# [EXERCISE MATERIAL]
┄┄┄┄┄┄┄┄┄┄

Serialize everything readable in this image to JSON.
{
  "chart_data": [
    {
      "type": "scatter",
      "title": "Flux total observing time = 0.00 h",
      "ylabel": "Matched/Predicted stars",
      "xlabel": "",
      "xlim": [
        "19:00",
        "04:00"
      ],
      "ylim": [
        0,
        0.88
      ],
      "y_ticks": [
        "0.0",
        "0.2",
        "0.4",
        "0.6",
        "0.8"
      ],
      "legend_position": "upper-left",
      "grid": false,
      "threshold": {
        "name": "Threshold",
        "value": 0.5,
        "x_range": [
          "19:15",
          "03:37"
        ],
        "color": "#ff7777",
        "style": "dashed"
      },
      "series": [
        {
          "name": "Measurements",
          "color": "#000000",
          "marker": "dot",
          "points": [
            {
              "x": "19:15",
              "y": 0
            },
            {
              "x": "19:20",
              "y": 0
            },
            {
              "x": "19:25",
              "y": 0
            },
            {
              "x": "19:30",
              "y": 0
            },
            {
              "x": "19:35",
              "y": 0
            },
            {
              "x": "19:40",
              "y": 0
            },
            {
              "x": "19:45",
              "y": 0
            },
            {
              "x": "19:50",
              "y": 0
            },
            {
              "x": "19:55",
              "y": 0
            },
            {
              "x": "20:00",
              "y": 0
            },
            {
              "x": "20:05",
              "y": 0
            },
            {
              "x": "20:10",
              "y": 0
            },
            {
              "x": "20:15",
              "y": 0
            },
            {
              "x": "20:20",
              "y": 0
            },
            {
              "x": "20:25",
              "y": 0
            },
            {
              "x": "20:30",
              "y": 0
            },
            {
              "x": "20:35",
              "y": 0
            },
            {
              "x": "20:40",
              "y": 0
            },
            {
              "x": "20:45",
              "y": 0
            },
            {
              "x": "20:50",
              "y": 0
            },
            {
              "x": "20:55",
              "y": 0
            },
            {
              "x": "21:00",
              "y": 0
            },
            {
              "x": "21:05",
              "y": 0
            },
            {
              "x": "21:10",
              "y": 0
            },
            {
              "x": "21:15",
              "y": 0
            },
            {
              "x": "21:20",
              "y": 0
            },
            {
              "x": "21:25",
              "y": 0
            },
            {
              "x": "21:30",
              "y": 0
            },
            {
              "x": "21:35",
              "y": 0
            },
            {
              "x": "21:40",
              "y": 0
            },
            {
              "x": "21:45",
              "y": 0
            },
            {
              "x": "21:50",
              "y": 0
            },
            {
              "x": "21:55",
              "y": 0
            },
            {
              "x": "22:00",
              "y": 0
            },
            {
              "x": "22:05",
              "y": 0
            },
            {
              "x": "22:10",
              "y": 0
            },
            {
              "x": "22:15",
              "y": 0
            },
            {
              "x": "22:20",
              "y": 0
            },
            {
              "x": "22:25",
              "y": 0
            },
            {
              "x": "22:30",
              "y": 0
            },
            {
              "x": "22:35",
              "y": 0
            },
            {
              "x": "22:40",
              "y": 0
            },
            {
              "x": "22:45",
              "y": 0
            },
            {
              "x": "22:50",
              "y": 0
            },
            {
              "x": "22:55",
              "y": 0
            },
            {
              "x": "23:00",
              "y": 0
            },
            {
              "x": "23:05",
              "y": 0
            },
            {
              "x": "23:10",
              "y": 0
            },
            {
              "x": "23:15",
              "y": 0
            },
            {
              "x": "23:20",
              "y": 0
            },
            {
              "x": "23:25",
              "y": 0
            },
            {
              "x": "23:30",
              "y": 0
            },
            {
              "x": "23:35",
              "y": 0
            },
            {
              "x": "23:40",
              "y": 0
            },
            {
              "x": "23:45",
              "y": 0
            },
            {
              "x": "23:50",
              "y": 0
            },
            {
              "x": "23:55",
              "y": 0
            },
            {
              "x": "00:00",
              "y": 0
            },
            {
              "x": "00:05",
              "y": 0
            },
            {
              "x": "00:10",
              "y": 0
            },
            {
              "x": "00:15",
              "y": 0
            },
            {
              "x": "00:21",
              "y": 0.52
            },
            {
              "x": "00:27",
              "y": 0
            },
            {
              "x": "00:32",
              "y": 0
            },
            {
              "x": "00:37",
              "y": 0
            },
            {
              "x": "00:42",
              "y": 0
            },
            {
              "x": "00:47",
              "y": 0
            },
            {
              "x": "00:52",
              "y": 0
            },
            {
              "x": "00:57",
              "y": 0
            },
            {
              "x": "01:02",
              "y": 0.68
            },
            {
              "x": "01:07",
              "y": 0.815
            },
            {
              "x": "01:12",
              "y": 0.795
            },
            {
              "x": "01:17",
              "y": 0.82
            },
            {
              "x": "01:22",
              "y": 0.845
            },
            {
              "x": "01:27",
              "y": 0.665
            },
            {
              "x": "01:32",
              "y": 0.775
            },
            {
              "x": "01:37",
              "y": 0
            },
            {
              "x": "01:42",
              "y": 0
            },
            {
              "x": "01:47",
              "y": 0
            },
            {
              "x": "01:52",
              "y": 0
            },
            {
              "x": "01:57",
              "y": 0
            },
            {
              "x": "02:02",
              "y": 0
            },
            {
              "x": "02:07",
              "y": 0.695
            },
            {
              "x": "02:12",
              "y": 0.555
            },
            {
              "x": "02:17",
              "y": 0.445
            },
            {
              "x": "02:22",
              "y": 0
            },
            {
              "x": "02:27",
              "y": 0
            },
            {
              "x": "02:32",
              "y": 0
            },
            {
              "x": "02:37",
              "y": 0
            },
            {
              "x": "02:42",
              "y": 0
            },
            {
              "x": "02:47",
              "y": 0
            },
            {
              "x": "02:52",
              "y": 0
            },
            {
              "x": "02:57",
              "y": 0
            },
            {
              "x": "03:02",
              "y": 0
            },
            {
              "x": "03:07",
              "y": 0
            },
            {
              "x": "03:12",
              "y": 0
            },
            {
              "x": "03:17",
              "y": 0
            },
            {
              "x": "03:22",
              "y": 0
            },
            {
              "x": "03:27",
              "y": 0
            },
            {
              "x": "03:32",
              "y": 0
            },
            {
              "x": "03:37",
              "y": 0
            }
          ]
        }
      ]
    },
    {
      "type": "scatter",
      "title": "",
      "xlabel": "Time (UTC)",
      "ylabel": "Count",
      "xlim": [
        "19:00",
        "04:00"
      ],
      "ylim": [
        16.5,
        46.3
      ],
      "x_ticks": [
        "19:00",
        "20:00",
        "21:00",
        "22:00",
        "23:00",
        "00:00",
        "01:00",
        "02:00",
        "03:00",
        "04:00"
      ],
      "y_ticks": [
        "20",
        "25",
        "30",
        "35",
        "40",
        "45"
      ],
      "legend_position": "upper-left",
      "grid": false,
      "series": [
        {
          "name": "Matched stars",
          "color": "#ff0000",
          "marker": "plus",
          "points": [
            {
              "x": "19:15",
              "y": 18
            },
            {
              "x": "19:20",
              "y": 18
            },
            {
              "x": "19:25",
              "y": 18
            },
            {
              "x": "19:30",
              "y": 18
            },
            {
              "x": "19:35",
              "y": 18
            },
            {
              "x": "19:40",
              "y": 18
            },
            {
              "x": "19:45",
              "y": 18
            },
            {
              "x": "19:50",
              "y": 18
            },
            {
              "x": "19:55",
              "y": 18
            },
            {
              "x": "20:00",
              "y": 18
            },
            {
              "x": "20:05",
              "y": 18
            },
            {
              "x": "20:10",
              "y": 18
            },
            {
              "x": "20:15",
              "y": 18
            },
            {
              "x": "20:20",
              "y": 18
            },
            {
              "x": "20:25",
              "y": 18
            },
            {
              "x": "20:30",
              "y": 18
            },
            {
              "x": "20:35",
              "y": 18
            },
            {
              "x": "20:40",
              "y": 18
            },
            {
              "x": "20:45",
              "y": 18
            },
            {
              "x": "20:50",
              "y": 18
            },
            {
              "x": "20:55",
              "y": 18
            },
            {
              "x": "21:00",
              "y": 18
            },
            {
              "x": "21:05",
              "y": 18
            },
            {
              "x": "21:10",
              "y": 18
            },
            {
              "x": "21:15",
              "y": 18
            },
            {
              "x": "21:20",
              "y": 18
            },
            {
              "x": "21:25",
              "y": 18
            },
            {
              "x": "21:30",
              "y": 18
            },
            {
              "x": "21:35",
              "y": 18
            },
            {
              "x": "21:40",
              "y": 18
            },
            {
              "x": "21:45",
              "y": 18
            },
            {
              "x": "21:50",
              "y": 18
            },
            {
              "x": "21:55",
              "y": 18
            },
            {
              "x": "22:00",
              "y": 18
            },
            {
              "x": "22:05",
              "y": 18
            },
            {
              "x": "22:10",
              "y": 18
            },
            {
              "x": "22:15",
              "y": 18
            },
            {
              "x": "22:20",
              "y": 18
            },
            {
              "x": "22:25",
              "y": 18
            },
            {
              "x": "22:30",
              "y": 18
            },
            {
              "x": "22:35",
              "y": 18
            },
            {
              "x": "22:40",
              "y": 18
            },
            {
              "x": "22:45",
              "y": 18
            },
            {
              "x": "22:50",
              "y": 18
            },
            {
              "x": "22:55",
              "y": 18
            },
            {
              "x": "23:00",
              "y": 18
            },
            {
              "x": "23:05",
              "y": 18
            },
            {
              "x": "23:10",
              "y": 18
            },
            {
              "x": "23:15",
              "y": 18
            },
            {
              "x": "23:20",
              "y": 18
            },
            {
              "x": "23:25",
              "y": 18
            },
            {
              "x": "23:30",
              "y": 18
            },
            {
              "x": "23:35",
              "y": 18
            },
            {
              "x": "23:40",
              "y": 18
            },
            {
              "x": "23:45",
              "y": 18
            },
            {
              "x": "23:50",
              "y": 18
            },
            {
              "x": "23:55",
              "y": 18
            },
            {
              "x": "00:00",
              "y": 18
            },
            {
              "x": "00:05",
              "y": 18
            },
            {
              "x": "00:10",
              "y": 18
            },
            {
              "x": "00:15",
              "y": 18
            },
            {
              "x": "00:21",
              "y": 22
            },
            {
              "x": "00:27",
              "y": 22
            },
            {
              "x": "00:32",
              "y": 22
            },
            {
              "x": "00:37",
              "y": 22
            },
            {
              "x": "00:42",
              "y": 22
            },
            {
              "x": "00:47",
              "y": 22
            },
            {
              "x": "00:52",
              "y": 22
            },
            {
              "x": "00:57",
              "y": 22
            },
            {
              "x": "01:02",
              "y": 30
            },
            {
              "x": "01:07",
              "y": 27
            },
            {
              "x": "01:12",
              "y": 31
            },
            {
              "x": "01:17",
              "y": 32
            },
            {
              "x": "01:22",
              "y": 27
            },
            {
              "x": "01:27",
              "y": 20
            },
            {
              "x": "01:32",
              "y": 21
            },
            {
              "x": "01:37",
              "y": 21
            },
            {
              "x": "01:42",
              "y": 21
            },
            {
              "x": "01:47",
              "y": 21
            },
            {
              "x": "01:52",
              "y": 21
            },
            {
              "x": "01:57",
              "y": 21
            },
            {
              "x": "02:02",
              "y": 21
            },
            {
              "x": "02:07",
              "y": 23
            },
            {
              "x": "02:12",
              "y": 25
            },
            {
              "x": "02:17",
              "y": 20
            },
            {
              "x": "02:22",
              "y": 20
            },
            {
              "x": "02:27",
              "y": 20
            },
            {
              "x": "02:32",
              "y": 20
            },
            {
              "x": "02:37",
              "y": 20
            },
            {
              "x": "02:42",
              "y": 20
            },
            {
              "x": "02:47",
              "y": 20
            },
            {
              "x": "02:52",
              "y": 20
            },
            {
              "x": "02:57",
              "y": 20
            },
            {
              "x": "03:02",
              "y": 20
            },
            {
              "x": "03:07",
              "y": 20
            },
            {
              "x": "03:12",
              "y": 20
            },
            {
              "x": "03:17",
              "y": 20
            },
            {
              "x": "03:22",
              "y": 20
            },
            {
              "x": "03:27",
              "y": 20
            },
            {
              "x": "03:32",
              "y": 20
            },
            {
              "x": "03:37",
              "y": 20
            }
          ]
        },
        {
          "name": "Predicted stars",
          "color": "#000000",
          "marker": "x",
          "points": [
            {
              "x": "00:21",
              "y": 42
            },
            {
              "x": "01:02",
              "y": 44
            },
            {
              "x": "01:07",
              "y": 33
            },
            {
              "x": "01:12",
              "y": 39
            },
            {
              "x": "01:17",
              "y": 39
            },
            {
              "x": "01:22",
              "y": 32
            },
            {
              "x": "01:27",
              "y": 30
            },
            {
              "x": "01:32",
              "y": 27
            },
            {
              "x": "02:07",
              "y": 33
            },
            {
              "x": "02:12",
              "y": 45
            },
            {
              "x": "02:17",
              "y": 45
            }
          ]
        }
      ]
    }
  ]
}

┄┄┄┄┄┄┄┄┄┄

# [GOAL]
List all lines in the material containing the string "name".

# [FULL ANSWER]
        "name": "Threshold",
          "name": "Measurements",
          "name": "Matched stars",
          "name": "Predicted stars",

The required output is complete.